● WRITTEN TASK
Give a count of the lines below that have the string "Administrative" in them, with no other words.

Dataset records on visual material
□ □ □ □ □

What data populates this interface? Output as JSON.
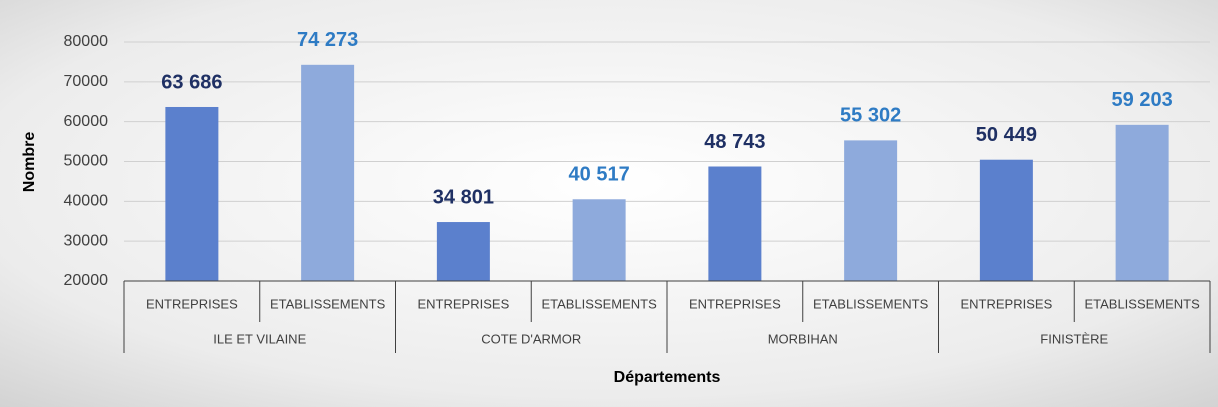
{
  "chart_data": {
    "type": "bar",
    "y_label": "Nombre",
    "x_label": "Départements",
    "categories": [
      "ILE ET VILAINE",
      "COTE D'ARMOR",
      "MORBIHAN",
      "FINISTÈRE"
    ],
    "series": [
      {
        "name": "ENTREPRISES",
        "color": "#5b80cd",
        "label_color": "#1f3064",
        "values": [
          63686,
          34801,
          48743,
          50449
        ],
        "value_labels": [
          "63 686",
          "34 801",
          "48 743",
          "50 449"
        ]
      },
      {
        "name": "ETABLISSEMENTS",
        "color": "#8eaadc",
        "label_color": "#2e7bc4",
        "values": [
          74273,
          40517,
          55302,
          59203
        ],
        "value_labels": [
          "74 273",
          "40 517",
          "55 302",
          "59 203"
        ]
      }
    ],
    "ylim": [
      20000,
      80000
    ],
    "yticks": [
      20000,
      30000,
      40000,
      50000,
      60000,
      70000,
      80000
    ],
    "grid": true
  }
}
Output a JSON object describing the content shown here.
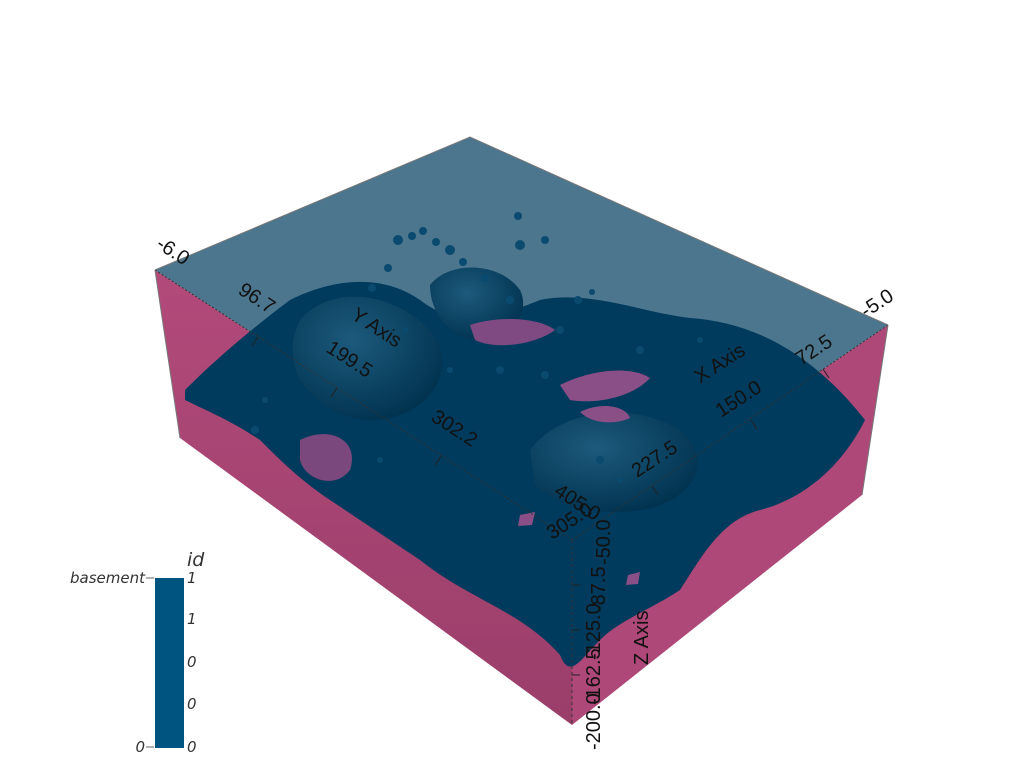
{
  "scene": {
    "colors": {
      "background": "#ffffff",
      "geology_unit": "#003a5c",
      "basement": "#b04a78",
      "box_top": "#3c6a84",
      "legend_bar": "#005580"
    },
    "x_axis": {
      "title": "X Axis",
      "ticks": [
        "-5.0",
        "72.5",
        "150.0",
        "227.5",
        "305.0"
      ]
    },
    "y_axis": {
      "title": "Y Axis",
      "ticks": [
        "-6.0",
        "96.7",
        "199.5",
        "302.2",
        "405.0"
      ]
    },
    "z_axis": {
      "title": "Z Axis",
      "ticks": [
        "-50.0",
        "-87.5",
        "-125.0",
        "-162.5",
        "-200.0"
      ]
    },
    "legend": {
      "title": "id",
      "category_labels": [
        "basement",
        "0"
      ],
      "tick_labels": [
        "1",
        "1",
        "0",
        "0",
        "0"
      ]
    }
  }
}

□ □ □ □ □

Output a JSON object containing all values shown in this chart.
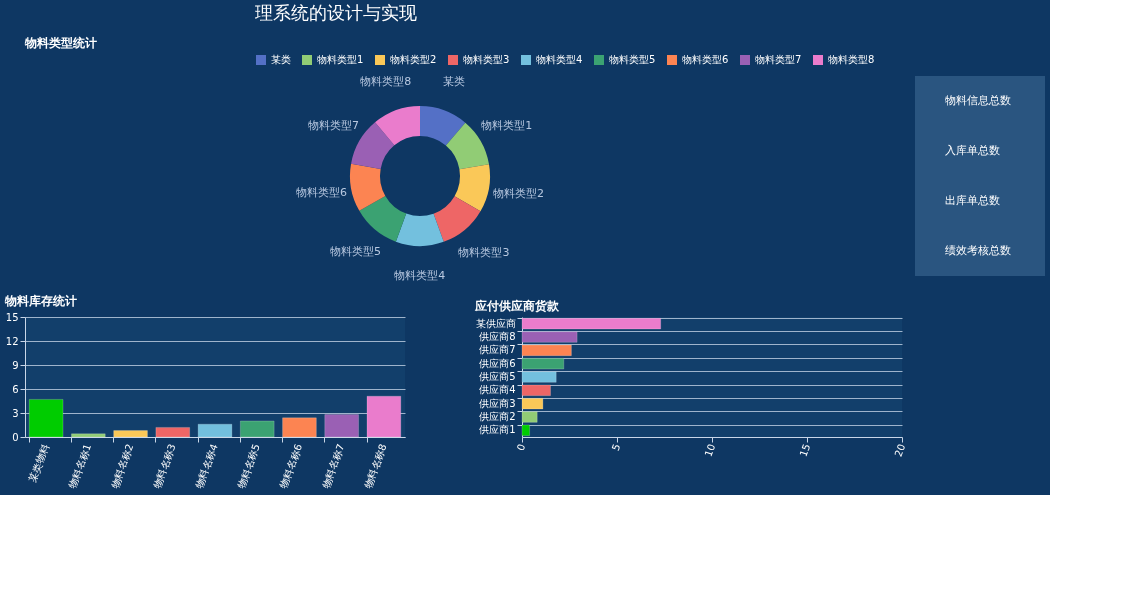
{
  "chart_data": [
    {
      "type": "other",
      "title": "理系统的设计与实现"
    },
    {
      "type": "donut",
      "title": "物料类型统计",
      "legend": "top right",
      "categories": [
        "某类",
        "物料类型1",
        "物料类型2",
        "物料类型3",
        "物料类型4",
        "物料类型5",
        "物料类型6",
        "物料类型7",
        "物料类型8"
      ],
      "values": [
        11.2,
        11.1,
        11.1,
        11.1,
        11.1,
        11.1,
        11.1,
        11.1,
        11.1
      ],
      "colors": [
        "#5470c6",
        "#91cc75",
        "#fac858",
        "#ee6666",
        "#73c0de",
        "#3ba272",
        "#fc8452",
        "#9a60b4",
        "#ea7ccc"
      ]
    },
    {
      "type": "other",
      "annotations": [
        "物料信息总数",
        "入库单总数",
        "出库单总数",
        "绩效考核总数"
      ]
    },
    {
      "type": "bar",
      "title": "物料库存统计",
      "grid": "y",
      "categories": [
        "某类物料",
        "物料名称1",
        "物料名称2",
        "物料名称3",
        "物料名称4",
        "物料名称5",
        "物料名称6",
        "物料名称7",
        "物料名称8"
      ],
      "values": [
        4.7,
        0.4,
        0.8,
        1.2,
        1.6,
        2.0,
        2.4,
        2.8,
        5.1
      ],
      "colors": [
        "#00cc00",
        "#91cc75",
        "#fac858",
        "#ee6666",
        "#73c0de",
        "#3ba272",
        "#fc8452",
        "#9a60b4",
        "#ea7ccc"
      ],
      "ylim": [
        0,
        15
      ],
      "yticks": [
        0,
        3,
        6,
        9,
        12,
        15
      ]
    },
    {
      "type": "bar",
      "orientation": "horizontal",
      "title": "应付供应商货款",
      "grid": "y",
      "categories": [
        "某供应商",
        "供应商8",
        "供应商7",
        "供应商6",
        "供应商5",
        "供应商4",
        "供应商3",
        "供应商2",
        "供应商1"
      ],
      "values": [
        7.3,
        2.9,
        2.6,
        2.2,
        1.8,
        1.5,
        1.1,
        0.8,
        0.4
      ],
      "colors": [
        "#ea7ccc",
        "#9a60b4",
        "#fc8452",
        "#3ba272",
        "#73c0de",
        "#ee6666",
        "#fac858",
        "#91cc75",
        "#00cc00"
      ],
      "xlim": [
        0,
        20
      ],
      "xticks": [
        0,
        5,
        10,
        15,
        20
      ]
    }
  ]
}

□ □ □ □ □

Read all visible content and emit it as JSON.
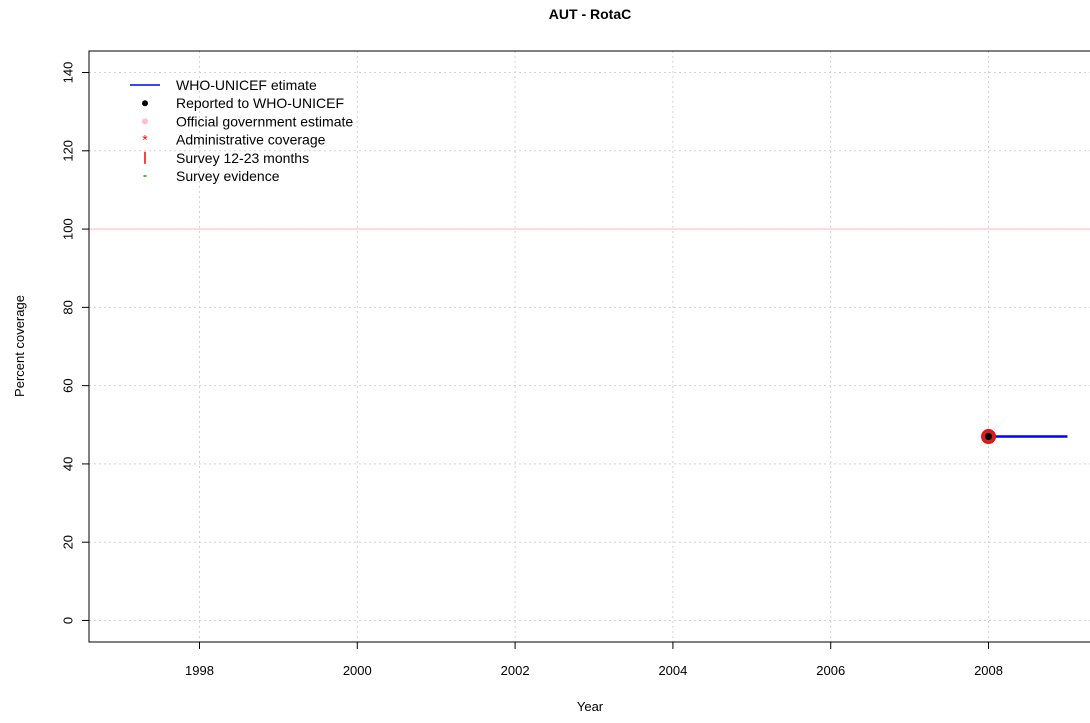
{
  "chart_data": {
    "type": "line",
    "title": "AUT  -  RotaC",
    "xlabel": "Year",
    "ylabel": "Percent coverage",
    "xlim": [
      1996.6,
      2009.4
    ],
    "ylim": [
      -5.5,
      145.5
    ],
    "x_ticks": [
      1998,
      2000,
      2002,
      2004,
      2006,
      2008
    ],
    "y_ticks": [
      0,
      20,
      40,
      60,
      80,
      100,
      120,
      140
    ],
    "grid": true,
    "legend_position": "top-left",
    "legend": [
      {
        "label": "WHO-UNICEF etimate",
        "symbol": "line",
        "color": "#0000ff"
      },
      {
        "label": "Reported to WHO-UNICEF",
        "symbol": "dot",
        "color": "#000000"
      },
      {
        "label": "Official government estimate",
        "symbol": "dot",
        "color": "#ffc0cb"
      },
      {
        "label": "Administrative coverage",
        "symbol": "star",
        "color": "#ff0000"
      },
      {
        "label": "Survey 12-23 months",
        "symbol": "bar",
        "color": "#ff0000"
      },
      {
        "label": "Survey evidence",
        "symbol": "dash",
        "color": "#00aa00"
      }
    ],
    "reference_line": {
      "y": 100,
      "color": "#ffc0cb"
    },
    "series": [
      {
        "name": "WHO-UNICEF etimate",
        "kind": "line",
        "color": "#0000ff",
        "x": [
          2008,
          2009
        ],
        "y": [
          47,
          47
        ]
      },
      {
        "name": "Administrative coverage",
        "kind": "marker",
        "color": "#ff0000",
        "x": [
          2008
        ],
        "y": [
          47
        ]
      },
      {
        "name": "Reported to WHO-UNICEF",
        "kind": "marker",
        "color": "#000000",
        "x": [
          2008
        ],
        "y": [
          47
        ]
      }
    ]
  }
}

□ □ □ □ □

● FINAL RESULT
2